● Selected text
= Beginning of Section =

By Kim Komando
Gannett News Service
You can diligently guard your personal information, shred your mail, limit the use of your Social Security number, and never fall for online scams. In the end, it may not matter. Your identity still could be easily stolen.
How? According to the Federal Trade Commission and other authorities, thieves often find Social Security numbers in the trash. Many organizations use those numbers for identification, and fail to shred documents before disposing of them.
In addition, Social Security numbers and other confidential data is stolen and sold by insiders.
There isn't much you can do to stop them. But if you keep an eye on your credit reports, you can limit the damage. Credit reporting services watch for early warning signs of identity theft. They let you know if a merchant has checked your address or if someone has submitted a change of address for you.
Credit-reporting companies Experian, Equifax and TransUnion offer these services:
TransUnion. Weekly e-mails are sent disclosing possible fraud situations. These include new inquiries about your credit, new accounts opened in your name and any late payments. TransUnion charges $10.95 quarterly, or $43.80 per year.
You also get a quarterly look at your credit report. If the worst happens, you get immediate access to an identity theft specialist. And TransUnion throws in $2,500 in insurance, with a $250 deductible. The policy covers lost wages, legal fees and other odds and ends.
Experian. This company offers Credit Manager for $89.95 annually. For that sum, you are promised an e-mail notification within 24 hours after any event that may indicate fraud. Those events include new inquiries, new accounts, negative information, changes in address and public-record items.
Equifax. Called Credit Watch Gold, subscribers will get an e-mail within 24 hours after suspicious activity is noted.
Included is a $20,000 insurance policy with no deductible. Subscribers get access to an identity fraud specialist. And they can see their credit report at any time.
Equifax's Gold service is the most expensive of the three, at $99.95 per year. The company also offers family coverage at even higher prices. It tops out at $715 per year, for 11 people.
The company also has a Silver service for $59.40 per year. Suspicious activity is reported within seven days with Silver service. Insurance is cut to $2,500, and only one credit report is free.

= End of Section =

● Material shown
= Beginning of Section =

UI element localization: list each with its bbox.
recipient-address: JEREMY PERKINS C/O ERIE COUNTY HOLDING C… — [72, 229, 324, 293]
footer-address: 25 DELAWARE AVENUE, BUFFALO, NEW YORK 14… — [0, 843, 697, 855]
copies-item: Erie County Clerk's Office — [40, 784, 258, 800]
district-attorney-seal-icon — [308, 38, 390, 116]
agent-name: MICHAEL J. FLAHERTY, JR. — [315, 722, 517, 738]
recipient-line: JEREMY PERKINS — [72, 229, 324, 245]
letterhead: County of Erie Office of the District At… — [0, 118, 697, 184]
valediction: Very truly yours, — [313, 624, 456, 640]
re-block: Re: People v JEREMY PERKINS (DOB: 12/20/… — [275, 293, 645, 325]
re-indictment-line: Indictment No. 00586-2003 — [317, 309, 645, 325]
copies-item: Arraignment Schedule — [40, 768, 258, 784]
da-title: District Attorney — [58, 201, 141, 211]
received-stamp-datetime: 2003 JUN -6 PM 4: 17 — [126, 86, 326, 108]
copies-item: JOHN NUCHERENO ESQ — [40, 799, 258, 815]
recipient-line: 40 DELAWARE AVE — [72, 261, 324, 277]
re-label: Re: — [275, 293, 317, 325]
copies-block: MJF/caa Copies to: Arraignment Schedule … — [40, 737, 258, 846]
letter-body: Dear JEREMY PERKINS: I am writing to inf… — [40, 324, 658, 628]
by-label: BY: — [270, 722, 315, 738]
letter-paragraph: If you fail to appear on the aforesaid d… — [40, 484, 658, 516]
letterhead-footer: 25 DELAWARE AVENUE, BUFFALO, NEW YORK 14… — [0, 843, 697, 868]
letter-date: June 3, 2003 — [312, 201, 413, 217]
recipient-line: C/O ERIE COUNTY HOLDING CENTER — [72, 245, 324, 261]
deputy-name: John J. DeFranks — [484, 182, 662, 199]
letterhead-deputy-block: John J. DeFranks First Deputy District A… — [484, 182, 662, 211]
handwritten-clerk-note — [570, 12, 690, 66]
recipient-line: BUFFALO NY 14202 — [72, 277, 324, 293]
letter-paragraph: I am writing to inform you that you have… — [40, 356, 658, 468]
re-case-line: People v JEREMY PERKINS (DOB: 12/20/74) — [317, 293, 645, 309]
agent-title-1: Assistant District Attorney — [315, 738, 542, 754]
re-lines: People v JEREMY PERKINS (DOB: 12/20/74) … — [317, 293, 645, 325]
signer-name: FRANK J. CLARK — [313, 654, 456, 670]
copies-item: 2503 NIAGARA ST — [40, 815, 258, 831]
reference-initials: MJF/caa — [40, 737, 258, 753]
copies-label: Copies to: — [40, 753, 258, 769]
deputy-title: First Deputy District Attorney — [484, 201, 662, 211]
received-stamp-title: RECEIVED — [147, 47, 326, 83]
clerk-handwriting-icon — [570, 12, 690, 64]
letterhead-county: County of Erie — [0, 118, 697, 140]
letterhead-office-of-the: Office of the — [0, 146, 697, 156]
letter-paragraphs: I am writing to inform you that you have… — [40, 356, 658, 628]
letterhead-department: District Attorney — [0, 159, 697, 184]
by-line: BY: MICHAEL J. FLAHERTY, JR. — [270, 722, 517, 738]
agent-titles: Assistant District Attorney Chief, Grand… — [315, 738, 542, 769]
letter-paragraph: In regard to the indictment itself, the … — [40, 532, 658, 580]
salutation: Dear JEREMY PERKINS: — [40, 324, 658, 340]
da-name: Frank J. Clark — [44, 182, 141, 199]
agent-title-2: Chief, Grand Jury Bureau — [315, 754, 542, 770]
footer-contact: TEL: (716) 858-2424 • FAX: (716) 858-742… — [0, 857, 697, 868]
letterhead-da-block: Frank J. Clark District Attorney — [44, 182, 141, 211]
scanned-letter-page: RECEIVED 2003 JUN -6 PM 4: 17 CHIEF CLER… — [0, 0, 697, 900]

= End of Section =

● To do
1. Answer the following questions using the article on credit-monitoring services.
(a) What is the annual price of TransUnion's service?
(b) How much does Experian charge per year for Credit Manager?
(c) Within what period is suspicious activity reported under Equifax's Silver service?
2. From the article on credit-monitoring services, reproduce without alteration the part that opens with the words "By Kim Komando" and closes with "disposing of them.".

● Solutions in order
1.
(a) $43.80 per year
(b) $89.95
(c) Within seven days

2.
By Kim Komando
Gannett News Service
You can diligently guard your personal information, shred your mail, limit the use of your Social Security number, and never fall for online scams. In the end, it may not matter. Your identity still could be easily stolen.
How? According to the Federal Trade Commission and other authorities, thieves often find Social Security numbers in the trash. Many organizations use those numbers for identification, and fail to shred documents before disposing of them.